**What needs to be done:**
Each line below should be quoted exactly, please.

## START Material provided

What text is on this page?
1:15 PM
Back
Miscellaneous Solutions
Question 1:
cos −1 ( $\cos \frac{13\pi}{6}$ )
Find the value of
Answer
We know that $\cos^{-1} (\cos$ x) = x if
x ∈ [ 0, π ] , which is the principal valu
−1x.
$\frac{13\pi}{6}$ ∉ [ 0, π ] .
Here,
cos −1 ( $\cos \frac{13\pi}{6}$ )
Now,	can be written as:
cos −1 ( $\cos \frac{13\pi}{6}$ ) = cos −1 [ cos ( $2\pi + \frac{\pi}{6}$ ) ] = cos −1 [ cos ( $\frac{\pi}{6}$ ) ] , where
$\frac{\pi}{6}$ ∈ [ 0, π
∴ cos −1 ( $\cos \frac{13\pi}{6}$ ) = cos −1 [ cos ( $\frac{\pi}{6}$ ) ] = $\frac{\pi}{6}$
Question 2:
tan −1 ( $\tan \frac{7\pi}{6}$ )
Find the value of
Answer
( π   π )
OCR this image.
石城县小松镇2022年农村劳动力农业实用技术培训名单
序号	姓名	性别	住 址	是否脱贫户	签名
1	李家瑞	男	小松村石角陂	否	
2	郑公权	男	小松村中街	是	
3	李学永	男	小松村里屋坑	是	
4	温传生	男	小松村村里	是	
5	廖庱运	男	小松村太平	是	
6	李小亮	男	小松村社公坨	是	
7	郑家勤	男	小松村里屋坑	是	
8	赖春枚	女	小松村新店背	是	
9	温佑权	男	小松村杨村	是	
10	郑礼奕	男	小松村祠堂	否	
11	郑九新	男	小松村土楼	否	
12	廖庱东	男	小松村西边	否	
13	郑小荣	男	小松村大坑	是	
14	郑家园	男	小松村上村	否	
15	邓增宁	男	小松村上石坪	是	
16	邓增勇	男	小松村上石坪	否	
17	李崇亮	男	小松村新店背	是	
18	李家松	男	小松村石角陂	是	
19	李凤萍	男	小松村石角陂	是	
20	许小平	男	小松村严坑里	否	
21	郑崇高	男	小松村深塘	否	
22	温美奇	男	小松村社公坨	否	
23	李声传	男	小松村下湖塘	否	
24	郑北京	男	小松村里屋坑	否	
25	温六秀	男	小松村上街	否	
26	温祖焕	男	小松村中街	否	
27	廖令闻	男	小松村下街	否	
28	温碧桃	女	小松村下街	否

## END Material provided

**The reply:**
What text is on this page?
1:15 PM
Back
Miscellaneous Solutions
Question 1:
cos −1 ( $\cos \frac{13\pi}{6}$ )
Find the value of
Answer
We know that $\cos^{-1} (\cos$ x) = x if
x ∈ [ 0, π ] , which is the principal valu
−1x.
$\frac{13\pi}{6}$ ∉ [ 0, π ] .
Here,
cos −1 ( $\cos \frac{13\pi}{6}$ )
Now,	can be written as:
cos −1 ( $\cos \frac{13\pi}{6}$ ) = cos −1 [ cos ( $2\pi + \frac{\pi}{6}$ ) ] = cos −1 [ cos ( $\frac{\pi}{6}$ ) ] , where
$\frac{\pi}{6}$ ∈ [ 0, π
∴ cos −1 ( $\cos \frac{13\pi}{6}$ ) = cos −1 [ cos ( $\frac{\pi}{6}$ ) ] = $\frac{\pi}{6}$
Question 2:
tan −1 ( $\tan \frac{7\pi}{6}$ )
Find the value of
Answer
( π   π )
OCR this image.
石城县小松镇2022年农村劳动力农业实用技术培训名单
序号	姓名	性别	住 址	是否脱贫户	签名
1	李家瑞	男	小松村石角陂	否	
2	郑公权	男	小松村中街	是	
3	李学永	男	小松村里屋坑	是	
4	温传生	男	小松村村里	是	
5	廖庱运	男	小松村太平	是	
6	李小亮	男	小松村社公坨	是	
7	郑家勤	男	小松村里屋坑	是	
8	赖春枚	女	小松村新店背	是	
9	温佑权	男	小松村杨村	是	
10	郑礼奕	男	小松村祠堂	否	
11	郑九新	男	小松村土楼	否	
12	廖庱东	男	小松村西边	否	
13	郑小荣	男	小松村大坑	是	
14	郑家园	男	小松村上村	否	
15	邓增宁	男	小松村上石坪	是	
16	邓增勇	男	小松村上石坪	否	
17	李崇亮	男	小松村新店背	是	
18	李家松	男	小松村石角陂	是	
19	李凤萍	男	小松村石角陂	是	
20	许小平	男	小松村严坑里	否	
21	郑崇高	男	小松村深塘	否	
22	温美奇	男	小松村社公坨	否	
23	李声传	男	小松村下湖塘	否	
24	郑北京	男	小松村里屋坑	否	
25	温六秀	男	小松村上街	否	
26	温祖焕	男	小松村中街	否	
27	廖令闻	男	小松村下街	否	
28	温碧桃	女	小松村下街	否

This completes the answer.